[GOAL OF THE EXERCISE]: Copy each line that holds "title".
# start of PROVIDED INFORMATION
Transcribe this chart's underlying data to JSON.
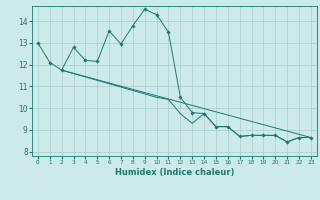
{
  "title": "",
  "xlabel": "Humidex (Indice chaleur)",
  "bg_color": "#cceaea",
  "line_color": "#1a7a6e",
  "grid_color": "#aacccc",
  "xlim": [
    -0.5,
    23.5
  ],
  "ylim": [
    7.8,
    14.7
  ],
  "xticks": [
    0,
    1,
    2,
    3,
    4,
    5,
    6,
    7,
    8,
    9,
    10,
    11,
    12,
    13,
    14,
    15,
    16,
    17,
    18,
    19,
    20,
    21,
    22,
    23
  ],
  "yticks": [
    8,
    9,
    10,
    11,
    12,
    13,
    14
  ],
  "curve1_x": [
    0,
    1,
    2,
    3,
    4,
    5,
    6,
    7,
    8,
    9,
    10,
    11,
    12,
    13,
    14,
    15,
    16,
    17,
    18,
    19,
    20,
    21,
    22,
    23
  ],
  "curve1_y": [
    13.0,
    12.1,
    11.75,
    12.8,
    12.2,
    12.15,
    13.55,
    12.95,
    13.8,
    14.55,
    14.3,
    13.5,
    10.5,
    9.8,
    9.75,
    9.15,
    9.15,
    8.7,
    8.75,
    8.75,
    8.75,
    8.45,
    8.65,
    8.65
  ],
  "curve2_x": [
    2,
    10,
    11,
    12,
    13,
    14,
    15,
    16,
    17,
    18,
    19,
    20,
    21,
    22,
    23
  ],
  "curve2_y": [
    11.75,
    10.5,
    10.4,
    9.75,
    9.3,
    9.75,
    9.15,
    9.15,
    8.7,
    8.75,
    8.75,
    8.75,
    8.45,
    8.65,
    8.65
  ],
  "curve3_x": [
    2,
    23
  ],
  "curve3_y": [
    11.75,
    8.65
  ]
}
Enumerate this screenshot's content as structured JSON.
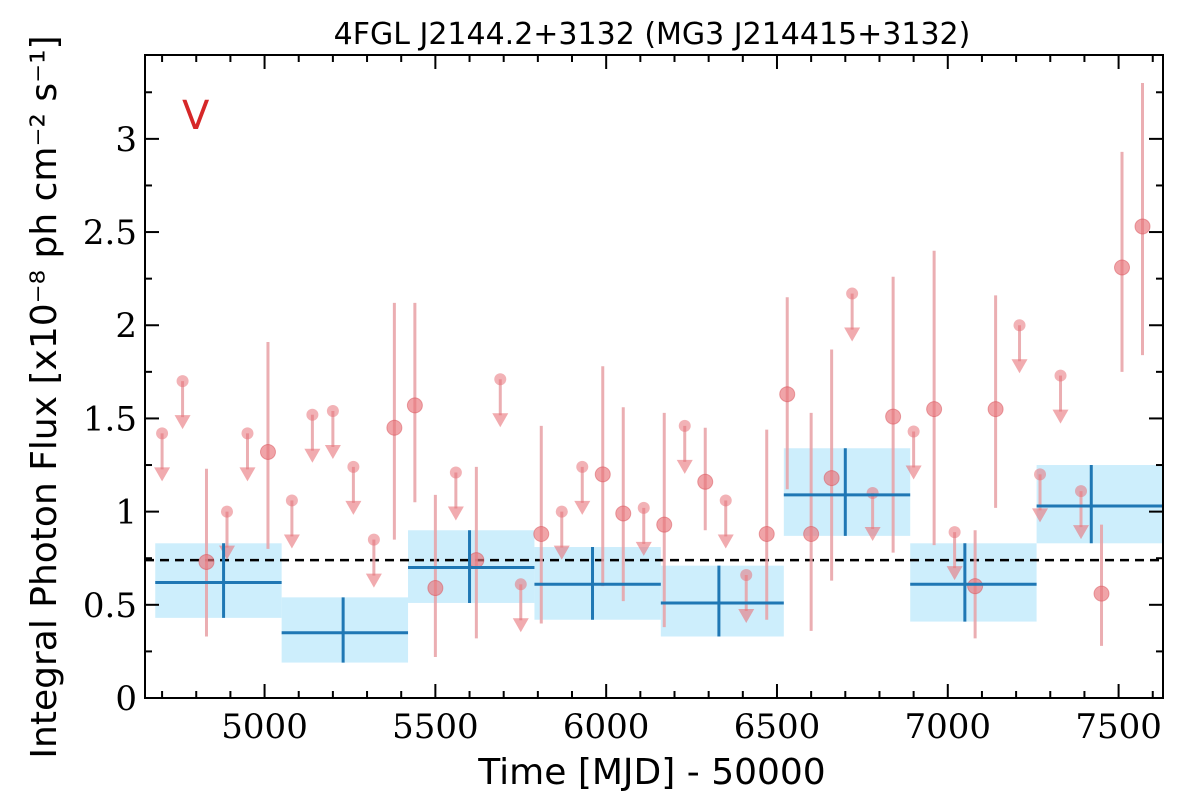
{
  "chart_data": {
    "type": "scatter",
    "title": "4FGL J2144.2+3132 (MG3 J214415+3132)",
    "xlabel": "Time [MJD] - 50000",
    "ylabel": "Integral Photon Flux [x10⁻⁸ ph cm⁻² s⁻¹]",
    "flag_label": "V",
    "xlim": [
      4650,
      7630
    ],
    "ylim": [
      0,
      3.45
    ],
    "xticks": [
      5000,
      5500,
      6000,
      6500,
      7000,
      7500
    ],
    "xtick_labels": [
      "5000",
      "5500",
      "6000",
      "6500",
      "7000",
      "7500"
    ],
    "yticks": [
      0,
      0.5,
      1,
      1.5,
      2,
      2.5,
      3
    ],
    "ytick_labels": [
      "0",
      "0.5",
      "1",
      "1.5",
      "2",
      "2.5",
      "3"
    ],
    "grid": false,
    "mean_flux": 0.74,
    "colors": {
      "points": "#e8737a",
      "errorbars": "#e8a0a4",
      "bins": "#1f77b4",
      "bin_fill": "#cdeefc",
      "mean_line": "#000000",
      "flag": "#d62728"
    },
    "series": [
      {
        "kind": "detections",
        "x": [
          4830,
          5010,
          5380,
          5440,
          5500,
          5620,
          5810,
          5990,
          6050,
          6170,
          6290,
          6470,
          6530,
          6600,
          6660,
          6840,
          6960,
          7080,
          7140,
          7450,
          7510,
          7570
        ],
        "y": [
          0.73,
          1.32,
          1.45,
          1.57,
          0.59,
          0.74,
          0.88,
          1.2,
          0.99,
          0.93,
          1.16,
          0.88,
          1.63,
          0.88,
          1.18,
          1.51,
          1.55,
          0.6,
          1.55,
          0.56,
          2.31,
          2.53
        ],
        "y_low": [
          0.33,
          0.8,
          0.85,
          1.05,
          0.22,
          0.32,
          0.4,
          0.6,
          0.52,
          0.38,
          0.9,
          0.42,
          1.12,
          0.36,
          0.63,
          0.78,
          0.82,
          0.32,
          1.02,
          0.28,
          1.75,
          1.84
        ],
        "y_high": [
          1.23,
          1.91,
          2.12,
          2.12,
          1.09,
          1.24,
          1.46,
          1.78,
          1.56,
          1.53,
          1.45,
          1.44,
          2.15,
          1.53,
          1.87,
          2.26,
          2.4,
          0.9,
          2.16,
          0.93,
          2.93,
          3.3
        ]
      },
      {
        "kind": "upper_limits",
        "x": [
          4700,
          4760,
          4890,
          4950,
          5080,
          5140,
          5200,
          5260,
          5320,
          5560,
          5690,
          5750,
          5870,
          5930,
          6110,
          6230,
          6350,
          6410,
          6720,
          6780,
          6900,
          7020,
          7210,
          7270,
          7330,
          7390
        ],
        "y": [
          1.42,
          1.7,
          1.0,
          1.42,
          1.06,
          1.52,
          1.54,
          1.24,
          0.85,
          1.21,
          1.71,
          0.61,
          1.0,
          1.24,
          1.02,
          1.46,
          1.06,
          0.66,
          2.17,
          1.1,
          1.43,
          0.89,
          2.0,
          1.2,
          1.73,
          1.11
        ]
      },
      {
        "kind": "bins",
        "x": [
          4880,
          5230,
          5600,
          5960,
          6330,
          6700,
          7050,
          7420
        ],
        "x_low": [
          4680,
          5050,
          5420,
          5790,
          6160,
          6520,
          6890,
          7260
        ],
        "x_high": [
          5050,
          5420,
          5790,
          6160,
          6520,
          6890,
          7260,
          7630
        ],
        "y": [
          0.62,
          0.35,
          0.7,
          0.61,
          0.51,
          1.09,
          0.61,
          1.03
        ],
        "y_low": [
          0.43,
          0.19,
          0.51,
          0.42,
          0.33,
          0.87,
          0.41,
          0.83
        ],
        "y_high": [
          0.83,
          0.54,
          0.9,
          0.81,
          0.71,
          1.34,
          0.83,
          1.25
        ]
      }
    ]
  }
}
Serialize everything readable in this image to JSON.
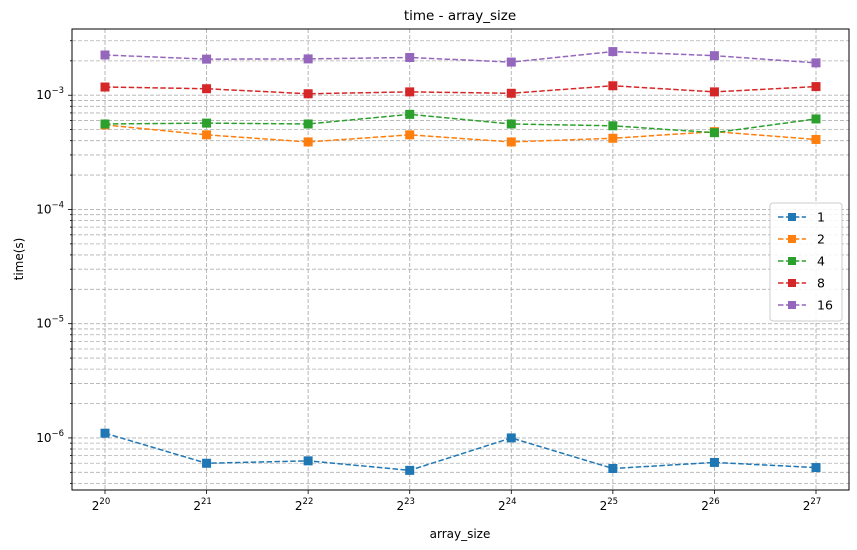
# end of PROVIDED INFORMATION
[RESPONSE BELOW]:
  "title": "",
    "title": "4FGL J2144.2+3132 (MG3 J214415+3132)",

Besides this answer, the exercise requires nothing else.